**Dataset rows**

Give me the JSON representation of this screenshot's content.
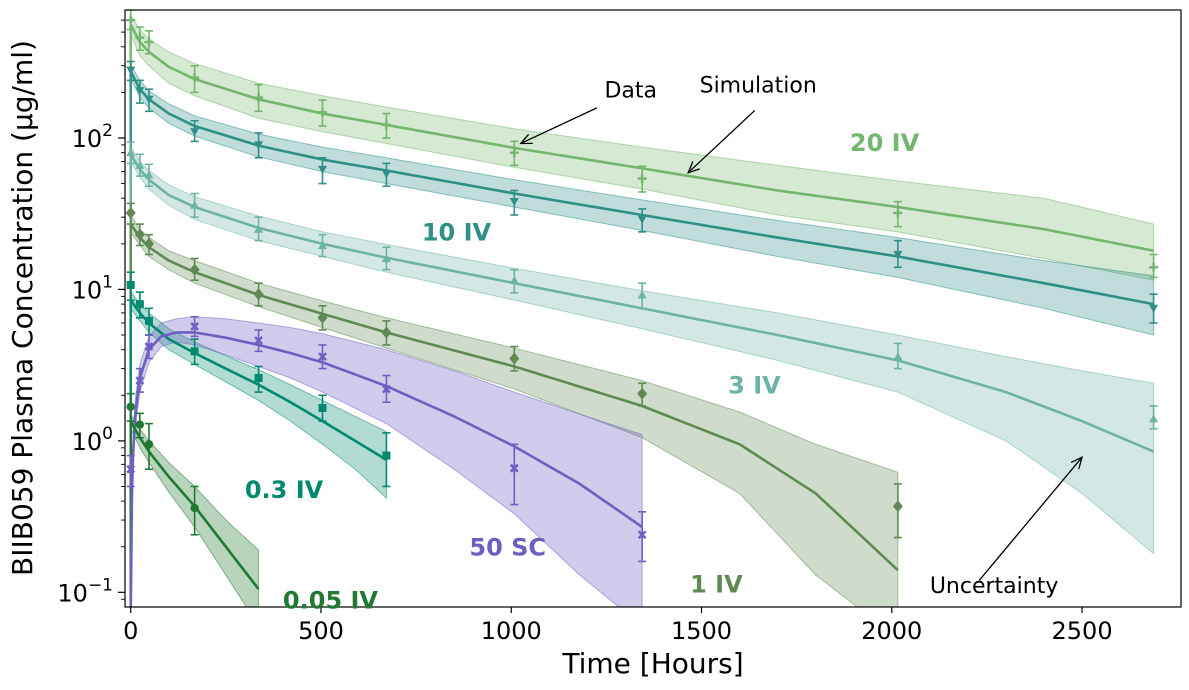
{
  "chart_data": {
    "type": "scatter",
    "title": "",
    "xlabel": "Time [Hours]",
    "ylabel": "BIIB059 Plasma Concentration (μg/ml)",
    "xlim": [
      -15,
      2760
    ],
    "ylim": [
      0.08,
      700
    ],
    "yscale": "log",
    "x_ticks": [
      0,
      500,
      1000,
      1500,
      2000,
      2500
    ],
    "y_ticks": [
      {
        "value": 0.1,
        "base": "10",
        "exp": "−1"
      },
      {
        "value": 1,
        "base": "10",
        "exp": "0"
      },
      {
        "value": 10,
        "base": "10",
        "exp": "1"
      },
      {
        "value": 100,
        "base": "10",
        "exp": "2"
      }
    ],
    "grid": false,
    "series": [
      {
        "name": "20 IV",
        "color": "#74b66e",
        "marker": "plus",
        "band_opacity": 0.3,
        "data": [
          [
            0,
            600,
            520,
            700
          ],
          [
            24,
            460,
            380,
            540
          ],
          [
            48,
            430,
            360,
            510
          ],
          [
            168,
            250,
            200,
            300
          ],
          [
            336,
            185,
            150,
            225
          ],
          [
            504,
            148,
            120,
            178
          ],
          [
            672,
            122,
            100,
            145
          ],
          [
            1008,
            80,
            66,
            95
          ],
          [
            1344,
            54,
            44,
            65
          ],
          [
            2016,
            32,
            26,
            38
          ],
          [
            2688,
            14,
            12,
            17
          ]
        ],
        "fit_t": [
          0,
          24,
          48,
          100,
          168,
          336,
          504,
          672,
          1008,
          1344,
          1700,
          2016,
          2400,
          2688
        ],
        "fit": [
          560,
          430,
          370,
          295,
          245,
          180,
          145,
          122,
          86,
          63,
          45,
          35,
          25,
          18
        ],
        "lo": [
          480,
          350,
          300,
          230,
          190,
          135,
          110,
          92,
          64,
          46,
          31,
          24,
          16,
          11.5
        ],
        "hi": [
          650,
          520,
          450,
          370,
          310,
          230,
          190,
          160,
          115,
          87,
          66,
          52,
          40,
          27
        ]
      },
      {
        "name": "10 IV",
        "color": "#2f9087",
        "marker": "triangle-down",
        "band_opacity": 0.3,
        "data": [
          [
            0,
            280,
            240,
            320
          ],
          [
            24,
            205,
            170,
            240
          ],
          [
            48,
            180,
            150,
            210
          ],
          [
            168,
            110,
            95,
            130
          ],
          [
            336,
            90,
            74,
            108
          ],
          [
            504,
            62,
            50,
            74
          ],
          [
            672,
            58,
            48,
            68
          ],
          [
            1008,
            38,
            31,
            45
          ],
          [
            1344,
            29,
            24,
            34
          ],
          [
            2016,
            17,
            14,
            21
          ],
          [
            2688,
            7.5,
            6,
            9.3
          ]
        ],
        "fit_t": [
          0,
          24,
          48,
          100,
          168,
          336,
          504,
          672,
          1008,
          1344,
          1700,
          2016,
          2400,
          2688
        ],
        "fit": [
          275,
          210,
          180,
          145,
          120,
          89,
          72,
          61,
          43,
          31,
          22,
          16.5,
          11,
          8
        ],
        "lo": [
          250,
          185,
          158,
          125,
          103,
          75,
          60,
          50,
          35,
          24.5,
          16.5,
          12,
          7.5,
          5
        ],
        "hi": [
          305,
          240,
          205,
          168,
          140,
          106,
          87,
          74,
          53,
          39,
          28.5,
          22,
          15.5,
          12.3
        ]
      },
      {
        "name": "3 IV",
        "color": "#6db4a4",
        "marker": "triangle-up",
        "band_opacity": 0.3,
        "data": [
          [
            0,
            80,
            68,
            94
          ],
          [
            24,
            66,
            56,
            78
          ],
          [
            48,
            57,
            48,
            67
          ],
          [
            168,
            36,
            30,
            43
          ],
          [
            336,
            25,
            21,
            30
          ],
          [
            504,
            19.5,
            16.5,
            23
          ],
          [
            672,
            16,
            13.5,
            19
          ],
          [
            1008,
            11.5,
            9.5,
            13.5
          ],
          [
            1344,
            9.2,
            7.5,
            11
          ],
          [
            2016,
            3.6,
            3,
            4.4
          ],
          [
            2688,
            1.4,
            1.2,
            1.7
          ]
        ],
        "fit_t": [
          0,
          24,
          48,
          100,
          168,
          336,
          504,
          672,
          1008,
          1344,
          1700,
          2016,
          2300,
          2500,
          2688
        ],
        "fit": [
          78,
          62,
          53,
          42,
          35,
          25.5,
          20,
          16.2,
          11,
          7.5,
          5,
          3.4,
          2.1,
          1.35,
          0.85
        ],
        "lo": [
          70,
          55,
          46,
          36,
          29,
          21,
          16.5,
          13,
          8.5,
          5.5,
          3.4,
          2.1,
          1.0,
          0.45,
          0.18
        ],
        "hi": [
          88,
          70,
          61,
          49,
          41,
          30.5,
          24,
          19.8,
          13.8,
          9.8,
          7,
          5,
          3.6,
          2.9,
          2.4
        ]
      },
      {
        "name": "1 IV",
        "color": "#5f8a53",
        "marker": "diamond",
        "band_opacity": 0.3,
        "data": [
          [
            0,
            32,
            27,
            37
          ],
          [
            24,
            23,
            19.5,
            27
          ],
          [
            48,
            20,
            17,
            23
          ],
          [
            168,
            13.5,
            11.5,
            16
          ],
          [
            336,
            9.3,
            7.8,
            11
          ],
          [
            504,
            6.5,
            5.4,
            7.8
          ],
          [
            672,
            5.2,
            4.3,
            6.2
          ],
          [
            1008,
            3.5,
            2.9,
            4.2
          ],
          [
            1344,
            2.05,
            1.7,
            2.4
          ],
          [
            2016,
            0.37,
            0.23,
            0.52
          ]
        ],
        "fit_t": [
          0,
          24,
          48,
          100,
          168,
          336,
          504,
          672,
          1008,
          1344,
          1600,
          1800,
          2016
        ],
        "fit": [
          27,
          22,
          19,
          15.5,
          13,
          9.2,
          6.9,
          5.2,
          3.1,
          1.7,
          0.95,
          0.45,
          0.14
        ],
        "lo": [
          24,
          19.5,
          16.5,
          13.5,
          11,
          7.7,
          5.6,
          4.1,
          2.2,
          1.05,
          0.45,
          0.13,
          0.05
        ],
        "hi": [
          31,
          25,
          22,
          18,
          15.5,
          11,
          8.4,
          6.5,
          4.1,
          2.5,
          1.55,
          0.95,
          0.62
        ]
      },
      {
        "name": "0.3 IV",
        "color": "#00896f",
        "marker": "square",
        "band_opacity": 0.3,
        "data": [
          [
            0,
            10.7,
            8.5,
            13
          ],
          [
            24,
            8,
            6.5,
            9.6
          ],
          [
            48,
            6.2,
            5,
            7.5
          ],
          [
            168,
            3.9,
            3.2,
            4.7
          ],
          [
            336,
            2.6,
            2.1,
            3.1
          ],
          [
            504,
            1.65,
            1.35,
            2
          ],
          [
            672,
            0.8,
            0.5,
            1.13
          ]
        ],
        "fit_t": [
          0,
          24,
          48,
          100,
          168,
          250,
          336,
          420,
          504,
          590,
          672
        ],
        "fit": [
          8.5,
          7,
          6,
          4.7,
          3.8,
          3,
          2.35,
          1.8,
          1.35,
          1,
          0.75
        ],
        "lo": [
          7.5,
          6.2,
          5.2,
          4,
          3.2,
          2.45,
          1.85,
          1.35,
          0.95,
          0.65,
          0.42
        ],
        "hi": [
          9.7,
          8,
          7,
          5.5,
          4.5,
          3.65,
          2.95,
          2.35,
          1.85,
          1.45,
          1.15
        ]
      },
      {
        "name": "50 SC",
        "color": "#6f5fc0",
        "marker": "cross",
        "band_opacity": 0.32,
        "data": [
          [
            0,
            0.65,
            0.5,
            0.8
          ],
          [
            24,
            2.5,
            2.1,
            3
          ],
          [
            48,
            4.2,
            3.5,
            5
          ],
          [
            168,
            5.7,
            4.9,
            6.6
          ],
          [
            336,
            4.6,
            3.9,
            5.4
          ],
          [
            504,
            3.6,
            3,
            4.3
          ],
          [
            672,
            2.2,
            1.8,
            2.7
          ],
          [
            1008,
            0.66,
            0.38,
            0.95
          ],
          [
            1344,
            0.24,
            0.16,
            0.34
          ]
        ],
        "fit_t": [
          1,
          3,
          6,
          12,
          24,
          48,
          80,
          120,
          168,
          250,
          336,
          420,
          504,
          672,
          850,
          1008,
          1180,
          1344
        ],
        "fit": [
          0.12,
          0.4,
          0.8,
          1.5,
          2.6,
          4,
          4.9,
          5.2,
          5.2,
          4.8,
          4.3,
          3.8,
          3.3,
          2.3,
          1.45,
          0.92,
          0.52,
          0.27
        ],
        "lo": [
          0.1,
          0.32,
          0.65,
          1.2,
          2.1,
          3.3,
          4.2,
          4.5,
          4.3,
          3.7,
          3.1,
          2.6,
          2.1,
          1.3,
          0.65,
          0.33,
          0.13,
          0.06
        ],
        "hi": [
          0.15,
          0.5,
          1.0,
          1.9,
          3.2,
          4.9,
          6,
          6.4,
          6.6,
          6.4,
          6.0,
          5.6,
          5.1,
          4.0,
          2.9,
          2.1,
          1.5,
          1.1
        ]
      },
      {
        "name": "0.05 IV",
        "color": "#217833",
        "marker": "circle",
        "band_opacity": 0.32,
        "data": [
          [
            0,
            1.68,
            1.35,
            2.05
          ],
          [
            24,
            1.28,
            1.05,
            1.52
          ],
          [
            48,
            0.95,
            0.65,
            1.3
          ],
          [
            168,
            0.36,
            0.24,
            0.5
          ]
        ],
        "fit_t": [
          0,
          24,
          48,
          100,
          168,
          250,
          336
        ],
        "fit": [
          1.35,
          1.05,
          0.85,
          0.58,
          0.37,
          0.2,
          0.105
        ],
        "lo": [
          1.2,
          0.9,
          0.72,
          0.46,
          0.27,
          0.13,
          0.06
        ],
        "hi": [
          1.5,
          1.2,
          1.0,
          0.72,
          0.5,
          0.3,
          0.19
        ]
      }
    ],
    "dose_labels": [
      {
        "text": "20 IV",
        "color": "#74b66e",
        "x": 1890,
        "y": 82
      },
      {
        "text": "10 IV",
        "color": "#2f9087",
        "x": 765,
        "y": 21
      },
      {
        "text": "3 IV",
        "color": "#6db4a4",
        "x": 1570,
        "y": 2.05
      },
      {
        "text": "1 IV",
        "color": "#5f8a53",
        "x": 1470,
        "y": 0.1
      },
      {
        "text": "0.3 IV",
        "color": "#00896f",
        "x": 300,
        "y": 0.42
      },
      {
        "text": "50 SC",
        "color": "#6f5fc0",
        "x": 890,
        "y": 0.175
      },
      {
        "text": "0.05 IV",
        "color": "#217833",
        "x": 400,
        "y": 0.078
      }
    ],
    "annotations": [
      {
        "text": "Data",
        "text_x": 1245,
        "text_y": 185,
        "arrow_from": [
          1225,
          158
        ],
        "arrow_to": [
          1025,
          92
        ]
      },
      {
        "text": "Simulation",
        "text_x": 1495,
        "text_y": 200,
        "arrow_from": [
          1640,
          152
        ],
        "arrow_to": [
          1465,
          59
        ]
      },
      {
        "text": "Uncertainty",
        "text_x": 2100,
        "text_y": 0.099,
        "arrow_from": [
          2230,
          0.12
        ],
        "arrow_to": [
          2500,
          0.78
        ]
      }
    ]
  }
}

**Exercise prompt**
Copy all the lines above that hold the string "name".

**Task solution**
        "name": "20 IV",
        "name": "10 IV",
        "name": "3 IV",
        "name": "1 IV",
        "name": "0.3 IV",
        "name": "50 SC",
        "name": "0.05 IV",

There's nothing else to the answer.